- What needs to be done -
Wherever a line below holds the word "title", copy that line.

- Records for the exercise -
------------

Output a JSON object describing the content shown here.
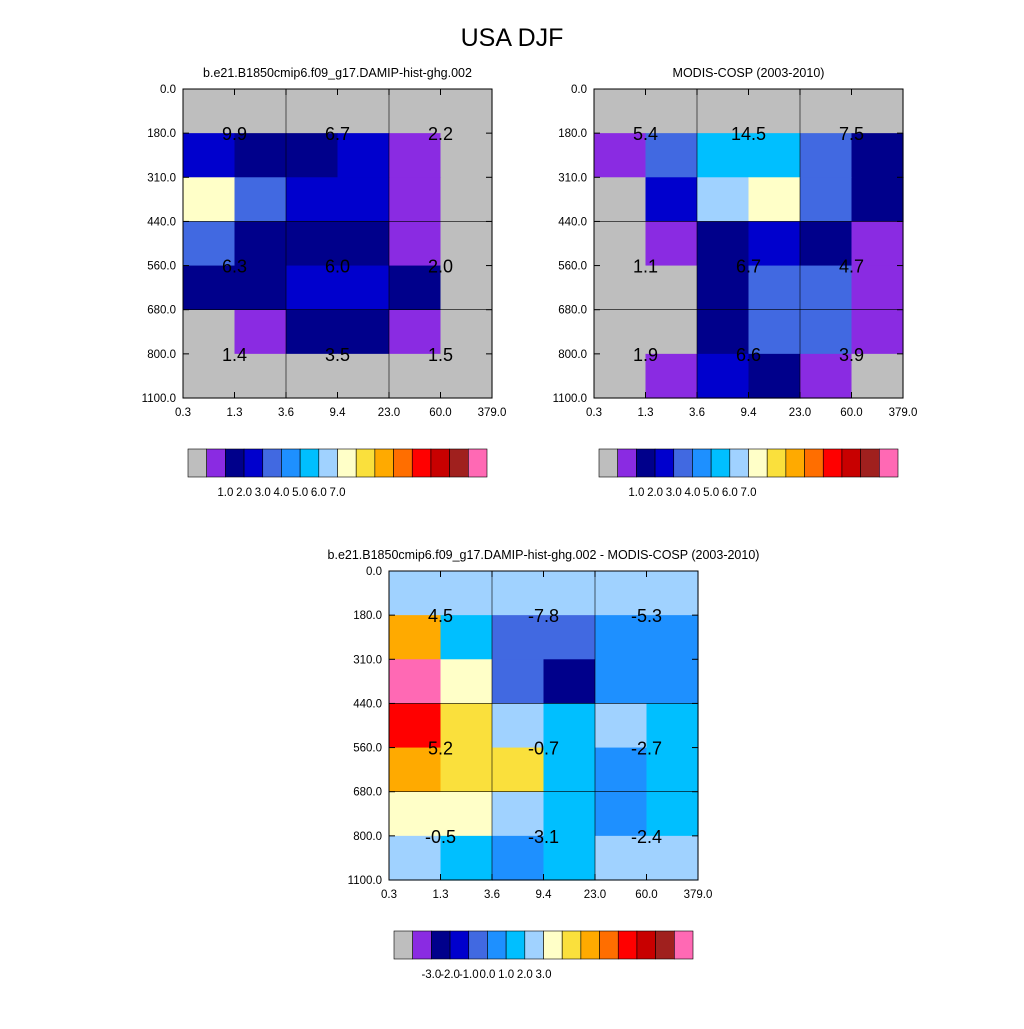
{
  "title": "USA DJF",
  "colors": {
    "missing": "#bebebe",
    "palette": [
      "#bebebe",
      "#8a2be2",
      "#00008b",
      "#0000cd",
      "#4169e1",
      "#1e90ff",
      "#00bfff",
      "#a0d2ff",
      "#ffffc8",
      "#fae03c",
      "#ffaa00",
      "#ff6e00",
      "#ff0000",
      "#c80000",
      "#a0201e",
      "#ff69b4"
    ]
  },
  "chart_data": [
    {
      "type": "heatmap",
      "title": "b.e21.B1850cmip6.f09_g17.DAMIP-hist-ghg.002",
      "xticks": [
        "0.3",
        "1.3",
        "3.6",
        "9.4",
        "23.0",
        "60.0",
        "379.0"
      ],
      "yticks": [
        "0.0",
        "180.0",
        "310.0",
        "440.0",
        "560.0",
        "680.0",
        "800.0",
        "1100.0"
      ],
      "cells": [
        [
          0,
          0,
          0,
          0,
          0,
          0
        ],
        [
          3,
          2,
          2,
          3,
          1,
          0
        ],
        [
          8,
          4,
          3,
          3,
          1,
          0
        ],
        [
          4,
          2,
          2,
          2,
          1,
          0
        ],
        [
          2,
          2,
          3,
          3,
          2,
          0
        ],
        [
          0,
          1,
          2,
          2,
          1,
          0
        ],
        [
          0,
          0,
          0,
          0,
          0,
          0
        ]
      ],
      "annotations": [
        {
          "label": "9.9",
          "col": 1,
          "row": 1
        },
        {
          "label": "6.7",
          "col": 3,
          "row": 1
        },
        {
          "label": "2.2",
          "col": 5,
          "row": 1
        },
        {
          "label": "6.3",
          "col": 1,
          "row": 4
        },
        {
          "label": "6.0",
          "col": 3,
          "row": 4
        },
        {
          "label": "2.0",
          "col": 5,
          "row": 4
        },
        {
          "label": "1.4",
          "col": 1,
          "row": 6
        },
        {
          "label": "3.5",
          "col": 3,
          "row": 6
        },
        {
          "label": "1.5",
          "col": 5,
          "row": 6
        }
      ],
      "colorbar": {
        "labels": [
          "1.0",
          "2.0",
          "3.0",
          "4.0",
          "5.0",
          "6.0",
          "7.0"
        ]
      }
    },
    {
      "type": "heatmap",
      "title": "MODIS-COSP (2003-2010)",
      "xticks": [
        "0.3",
        "1.3",
        "3.6",
        "9.4",
        "23.0",
        "60.0",
        "379.0"
      ],
      "yticks": [
        "0.0",
        "180.0",
        "310.0",
        "440.0",
        "560.0",
        "680.0",
        "800.0",
        "1100.0"
      ],
      "cells": [
        [
          0,
          0,
          0,
          0,
          0,
          0
        ],
        [
          1,
          4,
          6,
          6,
          4,
          2
        ],
        [
          0,
          3,
          7,
          8,
          4,
          2
        ],
        [
          0,
          1,
          2,
          3,
          2,
          1
        ],
        [
          0,
          0,
          2,
          4,
          4,
          1
        ],
        [
          0,
          0,
          2,
          4,
          4,
          1
        ],
        [
          0,
          1,
          3,
          2,
          1,
          0
        ]
      ],
      "annotations": [
        {
          "label": "5.4",
          "col": 1,
          "row": 1
        },
        {
          "label": "14.5",
          "col": 3,
          "row": 1
        },
        {
          "label": "7.5",
          "col": 5,
          "row": 1
        },
        {
          "label": "1.1",
          "col": 1,
          "row": 4
        },
        {
          "label": "6.7",
          "col": 3,
          "row": 4
        },
        {
          "label": "4.7",
          "col": 5,
          "row": 4
        },
        {
          "label": "1.9",
          "col": 1,
          "row": 6
        },
        {
          "label": "6.6",
          "col": 3,
          "row": 6
        },
        {
          "label": "3.9",
          "col": 5,
          "row": 6
        }
      ],
      "colorbar": {
        "labels": [
          "1.0",
          "2.0",
          "3.0",
          "4.0",
          "5.0",
          "6.0",
          "7.0"
        ]
      }
    },
    {
      "type": "heatmap",
      "title": "b.e21.B1850cmip6.f09_g17.DAMIP-hist-ghg.002 - MODIS-COSP (2003-2010)",
      "xticks": [
        "0.3",
        "1.3",
        "3.6",
        "9.4",
        "23.0",
        "60.0",
        "379.0"
      ],
      "yticks": [
        "0.0",
        "180.0",
        "310.0",
        "440.0",
        "560.0",
        "680.0",
        "800.0",
        "1100.0"
      ],
      "cells": [
        [
          7,
          7,
          7,
          7,
          7,
          7
        ],
        [
          10,
          6,
          4,
          4,
          5,
          5
        ],
        [
          15,
          8,
          4,
          2,
          5,
          5
        ],
        [
          12,
          9,
          7,
          6,
          7,
          6
        ],
        [
          10,
          9,
          9,
          6,
          5,
          6
        ],
        [
          8,
          8,
          7,
          6,
          5,
          6
        ],
        [
          7,
          6,
          5,
          6,
          7,
          7
        ]
      ],
      "annotations": [
        {
          "label": "4.5",
          "col": 1,
          "row": 1
        },
        {
          "label": "-7.8",
          "col": 3,
          "row": 1
        },
        {
          "label": "-5.3",
          "col": 5,
          "row": 1
        },
        {
          "label": "5.2",
          "col": 1,
          "row": 4
        },
        {
          "label": "-0.7",
          "col": 3,
          "row": 4
        },
        {
          "label": "-2.7",
          "col": 5,
          "row": 4
        },
        {
          "label": "-0.5",
          "col": 1,
          "row": 6
        },
        {
          "label": "-3.1",
          "col": 3,
          "row": 6
        },
        {
          "label": "-2.4",
          "col": 5,
          "row": 6
        }
      ],
      "colorbar": {
        "labels": [
          "-3.0",
          "-2.0",
          "-1.0",
          "0.0",
          "1.0",
          "2.0",
          "3.0"
        ]
      }
    }
  ]
}
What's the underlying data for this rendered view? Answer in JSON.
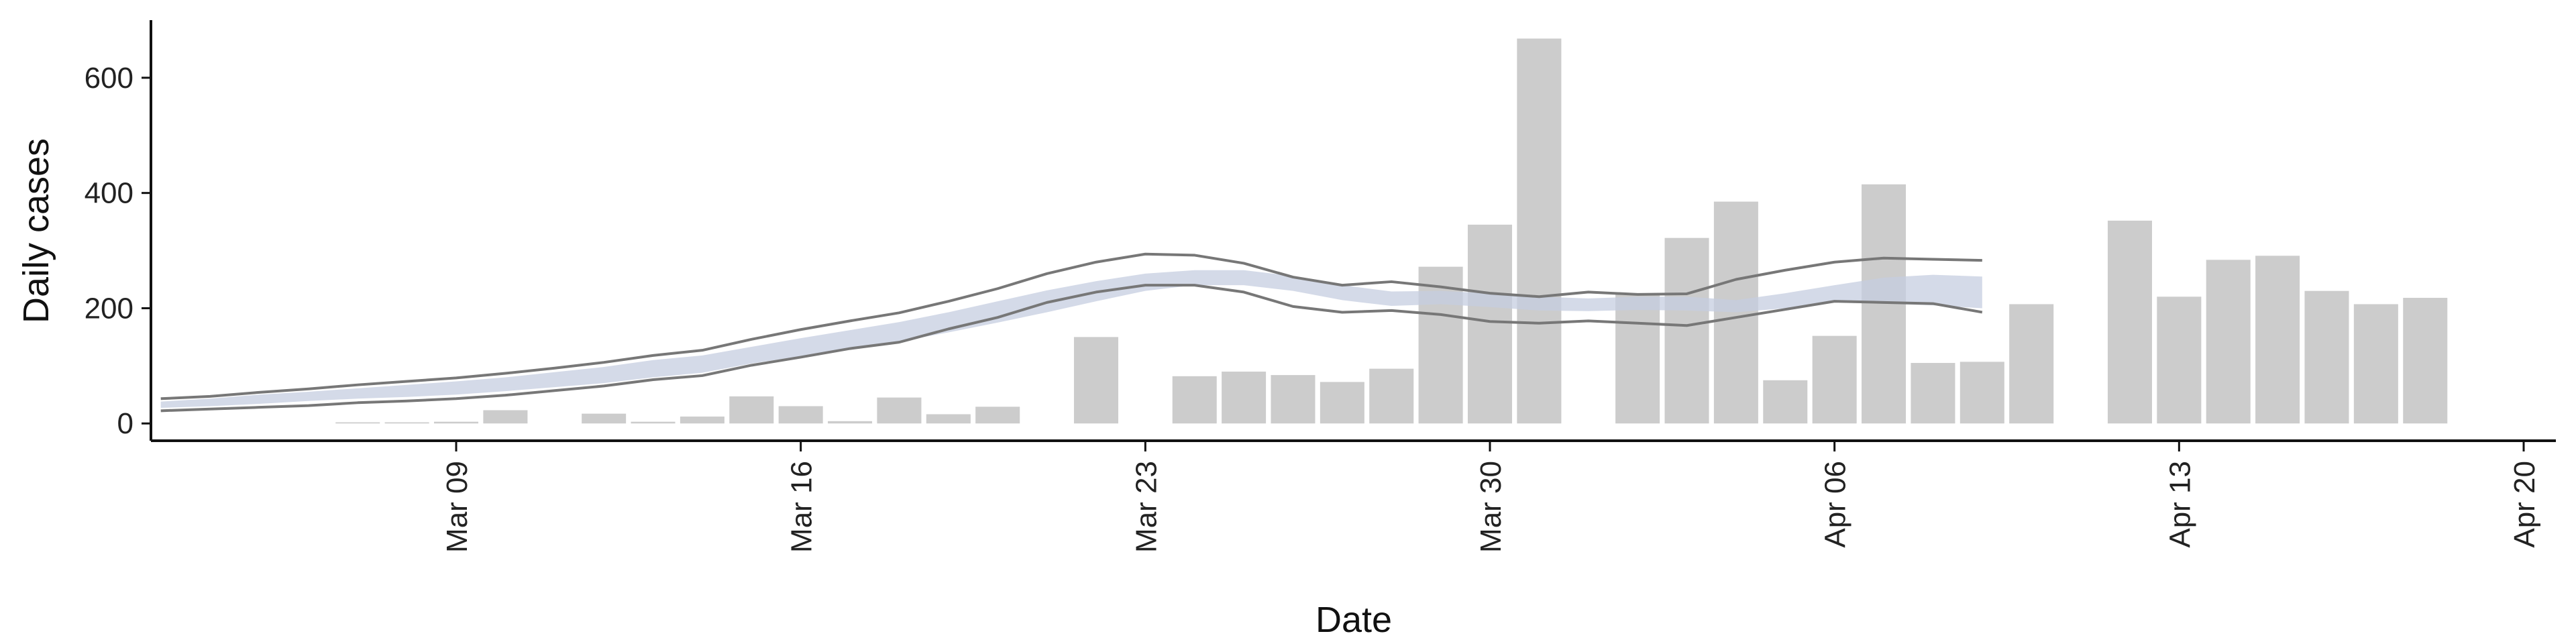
{
  "chart_data": {
    "type": "bar",
    "title": "",
    "xlabel": "Date",
    "ylabel": "Daily cases",
    "ylim": [
      -30,
      700
    ],
    "y_ticks": [
      0,
      200,
      400,
      600
    ],
    "x_tick_labels": [
      "Mar 09",
      "Mar 16",
      "Mar 23",
      "Mar 30",
      "Apr 06",
      "Apr 13",
      "Apr 20"
    ],
    "x_tick_dates": [
      "2020-03-09",
      "2020-03-16",
      "2020-03-23",
      "2020-03-30",
      "2020-04-06",
      "2020-04-13",
      "2020-04-20"
    ],
    "x_range": [
      "2020-03-02",
      "2020-04-20"
    ],
    "grid": false,
    "bars": {
      "color": "#cccccc",
      "dates": [
        "2020-03-07",
        "2020-03-08",
        "2020-03-09",
        "2020-03-10",
        "2020-03-12",
        "2020-03-13",
        "2020-03-14",
        "2020-03-15",
        "2020-03-16",
        "2020-03-17",
        "2020-03-18",
        "2020-03-19",
        "2020-03-20",
        "2020-03-22",
        "2020-03-24",
        "2020-03-25",
        "2020-03-26",
        "2020-03-27",
        "2020-03-28",
        "2020-03-29",
        "2020-03-30",
        "2020-03-31",
        "2020-04-02",
        "2020-04-03",
        "2020-04-04",
        "2020-04-05",
        "2020-04-06",
        "2020-04-07",
        "2020-04-08",
        "2020-04-09",
        "2020-04-10",
        "2020-04-12",
        "2020-04-13",
        "2020-04-14",
        "2020-04-15",
        "2020-04-16",
        "2020-04-17",
        "2020-04-18"
      ],
      "values": [
        2,
        2,
        3,
        23,
        17,
        3,
        12,
        47,
        30,
        4,
        45,
        16,
        29,
        150,
        82,
        90,
        84,
        72,
        95,
        272,
        345,
        668,
        225,
        322,
        385,
        75,
        152,
        415,
        105,
        107,
        207,
        352,
        220,
        284,
        291,
        230,
        207,
        218
      ]
    },
    "series": [
      {
        "kind": "band",
        "color": "#c5cde0",
        "dates": [
          "2020-03-03",
          "2020-03-04",
          "2020-03-05",
          "2020-03-06",
          "2020-03-07",
          "2020-03-08",
          "2020-03-09",
          "2020-03-10",
          "2020-03-11",
          "2020-03-12",
          "2020-03-13",
          "2020-03-14",
          "2020-03-15",
          "2020-03-16",
          "2020-03-17",
          "2020-03-18",
          "2020-03-19",
          "2020-03-20",
          "2020-03-21",
          "2020-03-22",
          "2020-03-23",
          "2020-03-24",
          "2020-03-25",
          "2020-03-26",
          "2020-03-27",
          "2020-03-28",
          "2020-03-29",
          "2020-03-30",
          "2020-03-31",
          "2020-04-01",
          "2020-04-02",
          "2020-04-03",
          "2020-04-04",
          "2020-04-05",
          "2020-04-06",
          "2020-04-07",
          "2020-04-08",
          "2020-04-09"
        ],
        "lower": [
          27,
          30,
          34,
          39,
          43,
          46,
          50,
          56,
          63,
          70,
          80,
          88,
          104,
          117,
          130,
          142,
          158,
          175,
          193,
          212,
          230,
          240,
          240,
          230,
          214,
          204,
          207,
          202,
          196,
          195,
          197,
          196,
          193,
          200,
          210,
          208,
          205,
          200
        ],
        "upper": [
          38,
          43,
          50,
          55,
          61,
          67,
          73,
          80,
          89,
          98,
          110,
          118,
          133,
          148,
          162,
          176,
          193,
          212,
          231,
          247,
          260,
          266,
          266,
          256,
          240,
          229,
          230,
          226,
          220,
          217,
          220,
          220,
          214,
          226,
          240,
          253,
          258,
          255
        ]
      },
      {
        "kind": "line",
        "color": "#777777",
        "dates": [
          "2020-03-03",
          "2020-03-04",
          "2020-03-05",
          "2020-03-06",
          "2020-03-07",
          "2020-03-08",
          "2020-03-09",
          "2020-03-10",
          "2020-03-11",
          "2020-03-12",
          "2020-03-13",
          "2020-03-14",
          "2020-03-15",
          "2020-03-16",
          "2020-03-17",
          "2020-03-18",
          "2020-03-19",
          "2020-03-20",
          "2020-03-21",
          "2020-03-22",
          "2020-03-23",
          "2020-03-24",
          "2020-03-25",
          "2020-03-26",
          "2020-03-27",
          "2020-03-28",
          "2020-03-29",
          "2020-03-30",
          "2020-03-31",
          "2020-04-01",
          "2020-04-02",
          "2020-04-03",
          "2020-04-04",
          "2020-04-05",
          "2020-04-06",
          "2020-04-07",
          "2020-04-08",
          "2020-04-09"
        ],
        "values": [
          43,
          47,
          54,
          60,
          67,
          73,
          79,
          87,
          96,
          106,
          118,
          127,
          146,
          163,
          178,
          192,
          212,
          234,
          260,
          280,
          294,
          292,
          278,
          254,
          240,
          246,
          237,
          226,
          220,
          228,
          224,
          225,
          250,
          266,
          280,
          287,
          285,
          283
        ]
      },
      {
        "kind": "line",
        "color": "#777777",
        "dates": [
          "2020-03-03",
          "2020-03-04",
          "2020-03-05",
          "2020-03-06",
          "2020-03-07",
          "2020-03-08",
          "2020-03-09",
          "2020-03-10",
          "2020-03-11",
          "2020-03-12",
          "2020-03-13",
          "2020-03-14",
          "2020-03-15",
          "2020-03-16",
          "2020-03-17",
          "2020-03-18",
          "2020-03-19",
          "2020-03-20",
          "2020-03-21",
          "2020-03-22",
          "2020-03-23",
          "2020-03-24",
          "2020-03-25",
          "2020-03-26",
          "2020-03-27",
          "2020-03-28",
          "2020-03-29",
          "2020-03-30",
          "2020-03-31",
          "2020-04-01",
          "2020-04-02",
          "2020-04-03",
          "2020-04-04",
          "2020-04-05",
          "2020-04-06",
          "2020-04-07",
          "2020-04-08",
          "2020-04-09"
        ],
        "values": [
          22,
          25,
          28,
          31,
          36,
          39,
          43,
          49,
          57,
          65,
          76,
          83,
          101,
          115,
          130,
          141,
          164,
          184,
          210,
          228,
          240,
          240,
          228,
          203,
          193,
          196,
          189,
          177,
          174,
          178,
          174,
          170,
          184,
          198,
          212,
          210,
          208,
          193
        ]
      }
    ]
  }
}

------------

- Full output -
  "title": "USA DJF",
      "title": "b.e21.B1850cmip6.f09_g17.DAMIP-hist-ghg.002",
      "title": "MODIS-COSP (2003-2010)",
      "title": "b.e21.B1850cmip6.f09_g17.DAMIP-hist-ghg.002 - MODIS-COSP (2003-2010)",
    "title": "",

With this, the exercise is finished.